Extrait du texte:
══════════════════════════════

Car pour le reste, les barrières sont nombreuses : on a déjà parlé de l’interface qui risque de vous demander un peu de temps pour la dompter, on pourrait également soulever quelques mécanismes trop flous : on ne sait jamais trop s’il vaut mieux avoir deux armées côte-à-côté ou présentes sur la même case, si les hommes sont plus efficaces placés en garnison dans une forteresse ou sous les ordres des héros stationnés dans cette même forteresse, on ne connait jamais vraiment les effets de la peur, tout comme on peut souvent perdre un héros faute de savoir ses capacités réelles lors des premières parties (conseil : si Rorthron et Luxor savent se défendre, parfois face à des ennemis redoutables, évitez d’envoyer Morkin ou Corleth au milieu des loups ou des trolls de glace).

══════════════════════════════

Consignes de l'exercice:
1: D'après l'extrait du texte, quels héros savent se défendre, parfois face à des ennemis redoutables ?
2: Affichez chaque ligne des enregistrements qui contient le mot "figure", en tenant compte de la casse.
Le texte et les enregistrements sont des documents indépendants l'un de l'autre.

Données fournies:
══════════════════════════════

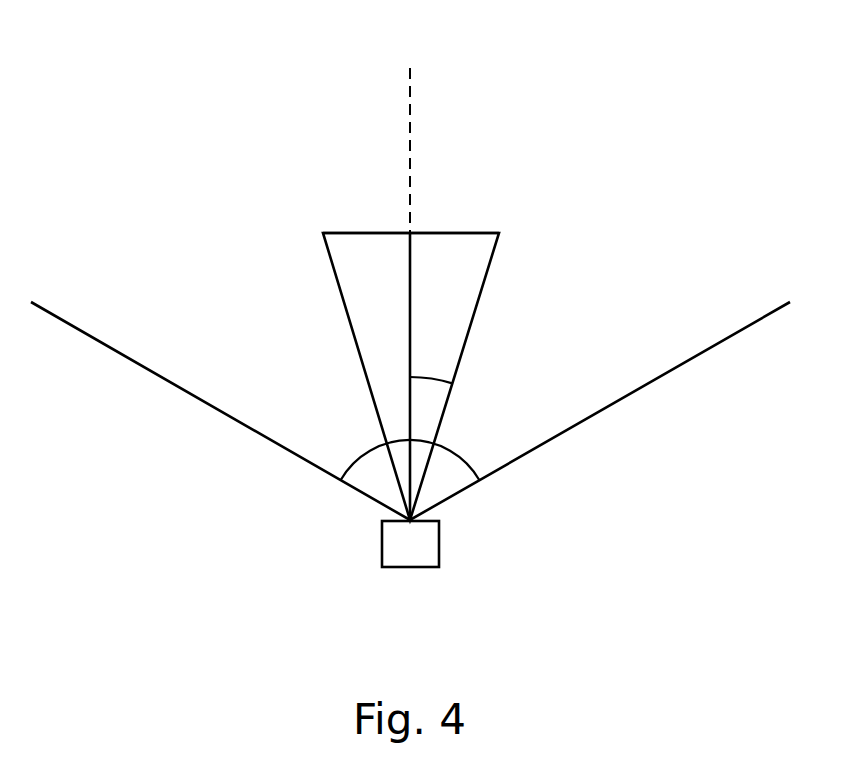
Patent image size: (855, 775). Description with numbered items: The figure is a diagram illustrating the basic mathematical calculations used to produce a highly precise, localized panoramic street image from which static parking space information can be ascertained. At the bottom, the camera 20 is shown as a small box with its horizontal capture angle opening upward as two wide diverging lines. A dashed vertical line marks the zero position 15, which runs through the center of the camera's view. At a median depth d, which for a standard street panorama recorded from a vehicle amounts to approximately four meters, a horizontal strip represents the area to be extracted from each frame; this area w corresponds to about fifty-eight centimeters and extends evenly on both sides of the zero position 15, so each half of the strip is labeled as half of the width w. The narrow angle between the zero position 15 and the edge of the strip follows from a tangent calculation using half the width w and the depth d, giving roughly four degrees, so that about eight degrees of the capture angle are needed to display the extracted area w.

══════════════════════════════

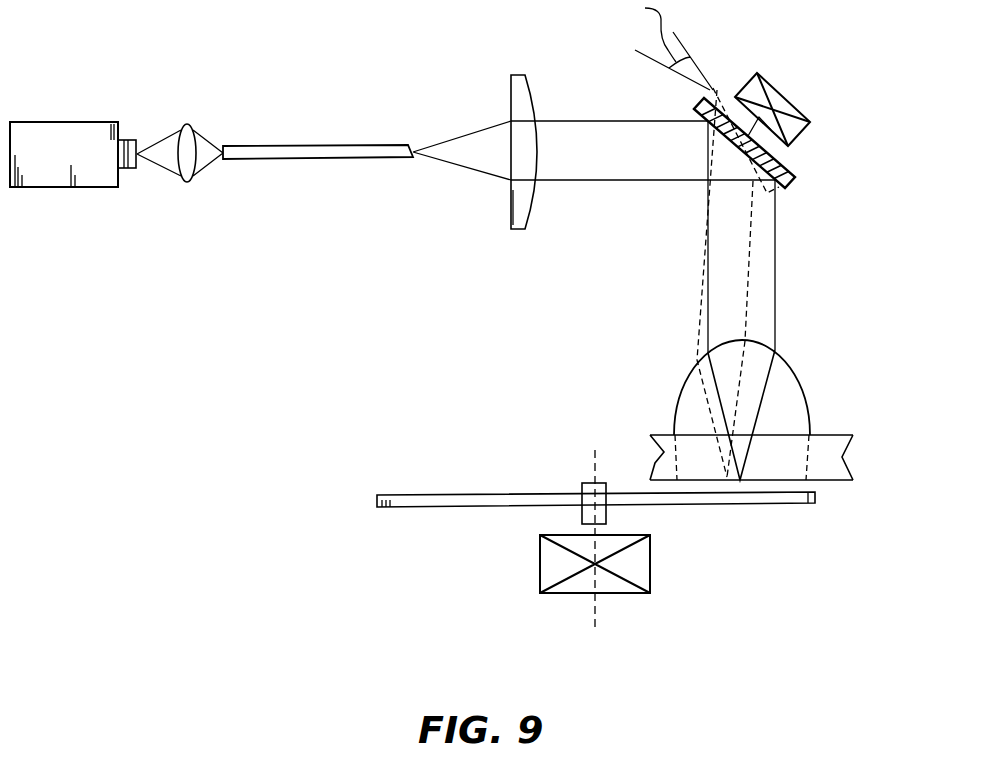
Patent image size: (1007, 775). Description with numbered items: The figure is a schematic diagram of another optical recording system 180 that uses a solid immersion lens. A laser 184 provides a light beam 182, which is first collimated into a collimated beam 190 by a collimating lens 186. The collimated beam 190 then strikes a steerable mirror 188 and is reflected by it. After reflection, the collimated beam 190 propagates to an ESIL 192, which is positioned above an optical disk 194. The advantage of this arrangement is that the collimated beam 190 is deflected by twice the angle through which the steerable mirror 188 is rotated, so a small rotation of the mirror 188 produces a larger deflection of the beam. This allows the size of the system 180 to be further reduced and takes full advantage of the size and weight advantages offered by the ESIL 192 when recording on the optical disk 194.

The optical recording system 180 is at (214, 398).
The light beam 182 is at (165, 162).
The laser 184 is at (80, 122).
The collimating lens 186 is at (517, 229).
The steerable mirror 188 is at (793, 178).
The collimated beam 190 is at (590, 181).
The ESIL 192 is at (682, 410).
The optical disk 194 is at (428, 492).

══════════════════════════════

Réponses par consigne:
1: Rorthron et Luxor.

2:
Patent image size: (855, 775). Description with numbered items: The figure is a diagram illustrating the basic mathematical calculations used to produce a highly precise, localized panoramic street image from which static parking space information can be ascertained. At the bottom, the camera 20 is shown as a small box with its horizontal capture angle opening upward as two wide diverging lines. A dashed vertical line marks the zero position 15, which runs through the center of the camera's view. At a median depth d, which for a standard street panorama recorded from a vehicle amounts to approximately four meters, a horizontal strip represents the area to be extracted from each frame; this area w corresponds to about fifty-eight centimeters and extends evenly on both sides of the zero position 15, so each half of the strip is labeled as half of the width w. The narrow angle between the zero position 15 and the edge of the strip follows from a tangent calculation using half the width w and the depth d, giving roughly four degrees, so that about eight degrees of the capture angle are needed to display the extracted area w.
Patent image size: (1007, 775). Description with numbered items: The figure is a schematic diagram of another optical recording system 180 that uses a solid immersion lens. A laser 184 provides a light beam 182, which is first collimated into a collimated beam 190 by a collimating lens 186. The collimated beam 190 then strikes a steerable mirror 188 and is reflected by it. After reflection, the collimated beam 190 propagates to an ESIL 192, which is positioned above an optical disk 194. The advantage of this arrangement is that the collimated beam 190 is deflected by twice the angle through which the steerable mirror 188 is rotated, so a small rotation of the mirror 188 produces a larger deflection of the beam. This allows the size of the system 180 to be further reduced and takes full advantage of the size and weight advantages offered by the ESIL 192 when recording on the optical disk 194.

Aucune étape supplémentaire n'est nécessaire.